Copy every entry word for word, but skip the pictures.

### Stored data ###

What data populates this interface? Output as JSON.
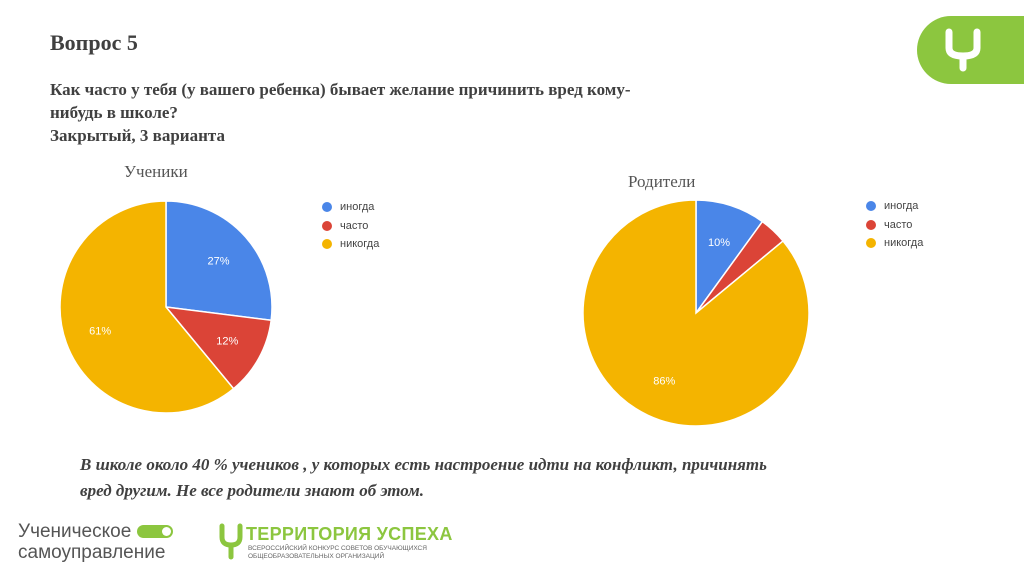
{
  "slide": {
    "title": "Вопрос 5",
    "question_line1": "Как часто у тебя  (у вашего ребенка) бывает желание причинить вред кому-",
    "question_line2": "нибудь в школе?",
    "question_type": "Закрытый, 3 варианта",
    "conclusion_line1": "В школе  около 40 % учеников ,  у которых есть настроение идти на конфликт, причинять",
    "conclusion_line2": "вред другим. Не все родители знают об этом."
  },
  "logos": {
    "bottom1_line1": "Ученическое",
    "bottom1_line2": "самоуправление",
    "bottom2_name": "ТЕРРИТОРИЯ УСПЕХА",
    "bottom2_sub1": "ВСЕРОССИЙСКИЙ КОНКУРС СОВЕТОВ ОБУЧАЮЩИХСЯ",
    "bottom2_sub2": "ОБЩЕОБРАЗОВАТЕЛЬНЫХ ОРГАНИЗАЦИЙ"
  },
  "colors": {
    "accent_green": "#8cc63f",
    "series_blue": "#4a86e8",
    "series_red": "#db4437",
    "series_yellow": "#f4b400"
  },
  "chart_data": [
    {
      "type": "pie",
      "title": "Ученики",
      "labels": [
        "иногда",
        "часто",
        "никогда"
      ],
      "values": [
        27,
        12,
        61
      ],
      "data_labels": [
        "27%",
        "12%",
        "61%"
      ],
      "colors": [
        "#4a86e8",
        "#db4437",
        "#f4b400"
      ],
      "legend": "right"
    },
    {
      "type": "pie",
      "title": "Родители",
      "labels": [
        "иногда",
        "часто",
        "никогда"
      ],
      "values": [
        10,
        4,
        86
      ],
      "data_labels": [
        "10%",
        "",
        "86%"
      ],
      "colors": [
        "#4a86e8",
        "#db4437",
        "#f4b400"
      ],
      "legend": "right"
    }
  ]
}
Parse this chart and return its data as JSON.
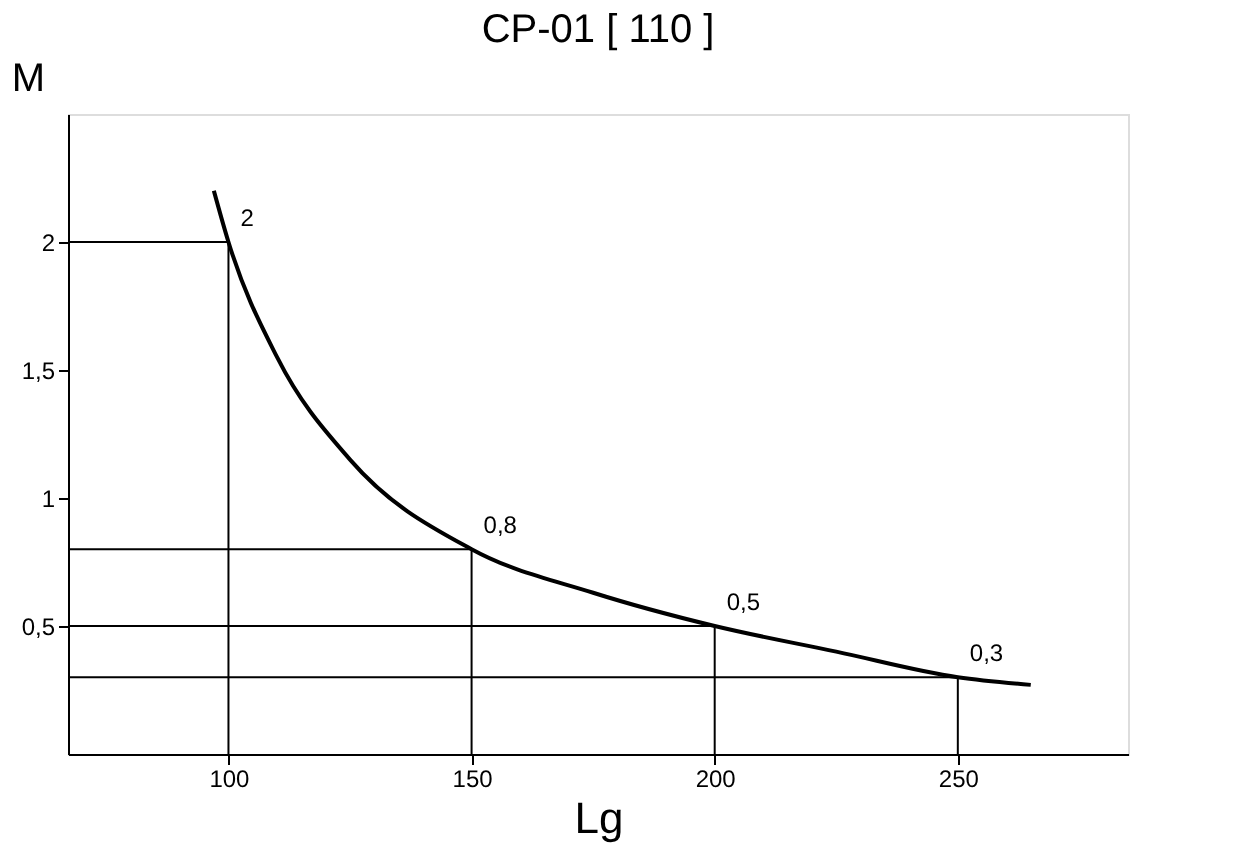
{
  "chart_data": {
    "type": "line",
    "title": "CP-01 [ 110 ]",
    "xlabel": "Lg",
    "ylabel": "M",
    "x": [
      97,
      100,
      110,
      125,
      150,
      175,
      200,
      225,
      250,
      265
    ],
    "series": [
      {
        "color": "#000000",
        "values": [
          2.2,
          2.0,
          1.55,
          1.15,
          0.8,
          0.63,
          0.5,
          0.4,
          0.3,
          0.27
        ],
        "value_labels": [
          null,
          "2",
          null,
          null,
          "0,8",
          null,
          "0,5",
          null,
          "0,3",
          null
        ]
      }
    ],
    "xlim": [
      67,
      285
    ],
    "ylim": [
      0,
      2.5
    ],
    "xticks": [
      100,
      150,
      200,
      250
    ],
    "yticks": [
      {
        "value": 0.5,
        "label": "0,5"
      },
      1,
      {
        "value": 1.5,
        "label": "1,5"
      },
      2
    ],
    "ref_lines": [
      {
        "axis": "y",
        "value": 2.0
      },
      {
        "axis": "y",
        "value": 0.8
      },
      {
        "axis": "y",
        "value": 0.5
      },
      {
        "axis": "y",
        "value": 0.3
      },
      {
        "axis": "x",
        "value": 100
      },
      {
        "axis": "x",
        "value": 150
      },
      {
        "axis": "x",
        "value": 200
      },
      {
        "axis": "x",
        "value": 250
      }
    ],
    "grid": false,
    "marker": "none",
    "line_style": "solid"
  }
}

###

_Complete output_
What data populates this interface? Output as JSON.
{
  "slide": {
    "title": "Вопрос 5",
    "question_line1": "Как часто у тебя  (у вашего ребенка) бывает желание причинить вред кому-",
    "question_line2": "нибудь в школе?",
    "question_type": "Закрытый, 3 варианта",
    "conclusion_line1": "В школе  около 40 % учеников ,  у которых есть настроение идти на конфликт, причинять",
    "conclusion_line2": "вред другим. Не все родители знают об этом."
  },
  "logos": {
    "bottom1_line1": "Ученическое",
    "bottom1_line2": "самоуправление",
    "bottom2_name": "ТЕРРИТОРИЯ УСПЕХА",
    "bottom2_sub1": "ВСЕРОССИЙСКИЙ КОНКУРС СОВЕТОВ ОБУЧАЮЩИХСЯ",
    "bottom2_sub2": "ОБЩЕОБРАЗОВАТЕЛЬНЫХ ОРГАНИЗАЦИЙ"
  },
  "colors": {
    "accent_green": "#8cc63f",
    "series_blue": "#4a86e8",
    "series_red": "#db4437",
    "series_yellow": "#f4b400"
  },
  "chart_data": [
    {
      "type": "pie",
      "title": "Ученики",
      "labels": [
        "иногда",
        "часто",
        "никогда"
      ],
      "values": [
        27,
        12,
        61
      ],
      "data_labels": [
        "27%",
        "12%",
        "61%"
      ],
      "colors": [
        "#4a86e8",
        "#db4437",
        "#f4b400"
      ],
      "legend": "right"
    },
    {
      "type": "pie",
      "title": "Родители",
      "labels": [
        "иногда",
        "часто",
        "никогда"
      ],
      "values": [
        10,
        4,
        86
      ],
      "data_labels": [
        "10%",
        "",
        "86%"
      ],
      "colors": [
        "#4a86e8",
        "#db4437",
        "#f4b400"
      ],
      "legend": "right"
    }
  ]
}
Parse this chart and return its data as JSON.
{
  "chart_data": {
    "type": "line",
    "title": "CP-01 [ 110 ]",
    "xlabel": "Lg",
    "ylabel": "M",
    "x": [
      97,
      100,
      110,
      125,
      150,
      175,
      200,
      225,
      250,
      265
    ],
    "series": [
      {
        "color": "#000000",
        "values": [
          2.2,
          2.0,
          1.55,
          1.15,
          0.8,
          0.63,
          0.5,
          0.4,
          0.3,
          0.27
        ],
        "value_labels": [
          null,
          "2",
          null,
          null,
          "0,8",
          null,
          "0,5",
          null,
          "0,3",
          null
        ]
      }
    ],
    "xlim": [
      67,
      285
    ],
    "ylim": [
      0,
      2.5
    ],
    "xticks": [
      100,
      150,
      200,
      250
    ],
    "yticks": [
      {
        "value": 0.5,
        "label": "0,5"
      },
      1,
      {
        "value": 1.5,
        "label": "1,5"
      },
      2
    ],
    "ref_lines": [
      {
        "axis": "y",
        "value": 2.0
      },
      {
        "axis": "y",
        "value": 0.8
      },
      {
        "axis": "y",
        "value": 0.5
      },
      {
        "axis": "y",
        "value": 0.3
      },
      {
        "axis": "x",
        "value": 100
      },
      {
        "axis": "x",
        "value": 150
      },
      {
        "axis": "x",
        "value": 200
      },
      {
        "axis": "x",
        "value": 250
      }
    ],
    "grid": false,
    "marker": "none",
    "line_style": "solid"
  }
}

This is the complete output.